Excerpts from a figure dataset
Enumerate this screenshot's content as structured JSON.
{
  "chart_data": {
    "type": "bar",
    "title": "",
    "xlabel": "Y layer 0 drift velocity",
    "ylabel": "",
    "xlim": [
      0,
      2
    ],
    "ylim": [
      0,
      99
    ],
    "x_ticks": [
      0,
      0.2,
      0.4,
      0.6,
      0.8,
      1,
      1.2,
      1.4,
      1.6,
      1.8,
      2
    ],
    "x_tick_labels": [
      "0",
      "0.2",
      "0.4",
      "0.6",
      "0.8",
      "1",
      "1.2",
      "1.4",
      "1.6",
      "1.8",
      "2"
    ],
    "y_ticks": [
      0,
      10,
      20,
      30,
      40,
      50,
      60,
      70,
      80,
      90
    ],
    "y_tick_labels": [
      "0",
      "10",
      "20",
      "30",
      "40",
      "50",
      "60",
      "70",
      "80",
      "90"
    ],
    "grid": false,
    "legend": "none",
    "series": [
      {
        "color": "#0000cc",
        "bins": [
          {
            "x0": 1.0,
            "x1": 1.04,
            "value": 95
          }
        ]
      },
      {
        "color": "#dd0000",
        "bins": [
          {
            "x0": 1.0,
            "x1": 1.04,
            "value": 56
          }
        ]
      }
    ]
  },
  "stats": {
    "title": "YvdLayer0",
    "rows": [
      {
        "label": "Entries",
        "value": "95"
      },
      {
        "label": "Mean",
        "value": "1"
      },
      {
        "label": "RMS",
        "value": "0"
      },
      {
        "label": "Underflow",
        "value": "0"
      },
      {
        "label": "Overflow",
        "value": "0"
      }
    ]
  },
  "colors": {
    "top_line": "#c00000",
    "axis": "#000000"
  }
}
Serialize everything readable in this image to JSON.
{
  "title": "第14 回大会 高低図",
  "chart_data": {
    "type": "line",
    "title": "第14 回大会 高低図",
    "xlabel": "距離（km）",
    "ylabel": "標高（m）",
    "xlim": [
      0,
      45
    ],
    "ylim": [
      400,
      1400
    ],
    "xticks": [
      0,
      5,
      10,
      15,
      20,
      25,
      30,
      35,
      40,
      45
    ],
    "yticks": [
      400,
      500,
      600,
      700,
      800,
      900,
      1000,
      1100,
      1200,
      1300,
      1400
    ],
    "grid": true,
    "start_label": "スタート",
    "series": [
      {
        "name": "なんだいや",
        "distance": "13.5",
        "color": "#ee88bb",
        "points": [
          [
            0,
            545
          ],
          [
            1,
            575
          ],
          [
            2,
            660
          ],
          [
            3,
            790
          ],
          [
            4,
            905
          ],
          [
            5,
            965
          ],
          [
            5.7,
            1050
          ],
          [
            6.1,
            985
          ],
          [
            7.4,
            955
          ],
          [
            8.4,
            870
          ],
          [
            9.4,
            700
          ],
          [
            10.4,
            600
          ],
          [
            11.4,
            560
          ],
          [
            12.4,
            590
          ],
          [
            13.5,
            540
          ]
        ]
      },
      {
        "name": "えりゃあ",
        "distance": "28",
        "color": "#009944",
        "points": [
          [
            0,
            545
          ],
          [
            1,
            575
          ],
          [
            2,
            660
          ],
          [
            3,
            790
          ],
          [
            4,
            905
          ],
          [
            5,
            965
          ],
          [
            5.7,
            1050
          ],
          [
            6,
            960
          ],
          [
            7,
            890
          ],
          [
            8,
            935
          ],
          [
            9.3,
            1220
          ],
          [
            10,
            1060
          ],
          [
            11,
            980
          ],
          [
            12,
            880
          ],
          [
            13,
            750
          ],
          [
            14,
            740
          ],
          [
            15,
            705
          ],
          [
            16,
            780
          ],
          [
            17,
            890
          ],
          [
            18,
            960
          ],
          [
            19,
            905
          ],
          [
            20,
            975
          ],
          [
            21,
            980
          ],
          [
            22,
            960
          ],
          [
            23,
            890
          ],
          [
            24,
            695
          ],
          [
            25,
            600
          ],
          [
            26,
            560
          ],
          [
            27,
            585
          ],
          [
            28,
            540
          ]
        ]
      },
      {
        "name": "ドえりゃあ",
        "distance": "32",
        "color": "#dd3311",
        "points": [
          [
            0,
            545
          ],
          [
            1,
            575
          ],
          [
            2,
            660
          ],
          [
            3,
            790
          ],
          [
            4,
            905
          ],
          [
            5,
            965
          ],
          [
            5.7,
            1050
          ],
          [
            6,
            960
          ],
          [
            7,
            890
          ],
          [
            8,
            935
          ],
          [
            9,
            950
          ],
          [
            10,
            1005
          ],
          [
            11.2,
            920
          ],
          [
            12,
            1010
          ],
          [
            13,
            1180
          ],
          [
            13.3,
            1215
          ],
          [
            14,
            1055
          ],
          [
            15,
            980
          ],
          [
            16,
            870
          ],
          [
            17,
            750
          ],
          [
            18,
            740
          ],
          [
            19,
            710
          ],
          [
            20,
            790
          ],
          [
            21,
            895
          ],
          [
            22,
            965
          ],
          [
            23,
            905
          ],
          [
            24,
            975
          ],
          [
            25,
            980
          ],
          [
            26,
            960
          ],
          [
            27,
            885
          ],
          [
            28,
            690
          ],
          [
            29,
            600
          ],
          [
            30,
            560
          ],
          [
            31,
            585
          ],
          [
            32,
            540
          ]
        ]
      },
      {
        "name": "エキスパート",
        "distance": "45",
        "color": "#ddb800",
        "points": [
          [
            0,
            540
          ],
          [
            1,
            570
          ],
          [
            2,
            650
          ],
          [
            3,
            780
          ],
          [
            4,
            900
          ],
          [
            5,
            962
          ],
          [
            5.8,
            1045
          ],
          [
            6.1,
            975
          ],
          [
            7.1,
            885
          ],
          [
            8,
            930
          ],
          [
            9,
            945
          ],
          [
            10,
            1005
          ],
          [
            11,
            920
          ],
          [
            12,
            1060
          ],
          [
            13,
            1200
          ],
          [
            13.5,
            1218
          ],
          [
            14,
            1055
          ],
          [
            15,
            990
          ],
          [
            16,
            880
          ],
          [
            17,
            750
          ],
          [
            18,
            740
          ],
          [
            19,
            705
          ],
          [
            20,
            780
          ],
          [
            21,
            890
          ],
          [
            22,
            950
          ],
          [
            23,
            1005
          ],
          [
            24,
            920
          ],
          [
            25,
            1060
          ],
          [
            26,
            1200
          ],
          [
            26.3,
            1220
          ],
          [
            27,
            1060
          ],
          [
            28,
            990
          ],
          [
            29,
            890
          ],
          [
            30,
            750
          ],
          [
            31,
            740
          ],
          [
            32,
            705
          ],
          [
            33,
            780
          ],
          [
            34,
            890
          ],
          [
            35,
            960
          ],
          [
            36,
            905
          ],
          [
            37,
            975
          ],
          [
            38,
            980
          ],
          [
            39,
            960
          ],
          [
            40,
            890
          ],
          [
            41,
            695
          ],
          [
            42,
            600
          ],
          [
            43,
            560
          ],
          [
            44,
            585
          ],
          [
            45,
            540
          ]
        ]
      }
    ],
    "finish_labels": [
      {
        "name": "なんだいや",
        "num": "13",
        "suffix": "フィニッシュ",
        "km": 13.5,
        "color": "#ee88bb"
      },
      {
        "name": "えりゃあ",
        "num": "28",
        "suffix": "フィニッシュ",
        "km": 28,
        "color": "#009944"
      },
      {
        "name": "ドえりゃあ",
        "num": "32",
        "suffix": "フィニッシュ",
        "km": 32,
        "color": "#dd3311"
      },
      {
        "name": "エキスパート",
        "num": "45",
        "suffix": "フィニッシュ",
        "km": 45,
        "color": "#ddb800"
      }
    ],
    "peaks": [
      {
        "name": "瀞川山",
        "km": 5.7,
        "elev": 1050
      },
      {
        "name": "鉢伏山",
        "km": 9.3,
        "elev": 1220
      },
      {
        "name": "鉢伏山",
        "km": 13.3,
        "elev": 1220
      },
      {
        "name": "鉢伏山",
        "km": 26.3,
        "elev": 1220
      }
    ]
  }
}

### DIRECTIONS FOR THIS TASK
Only the number is wanted: how many lines contain the string "value"?

### TASK ANSWER
7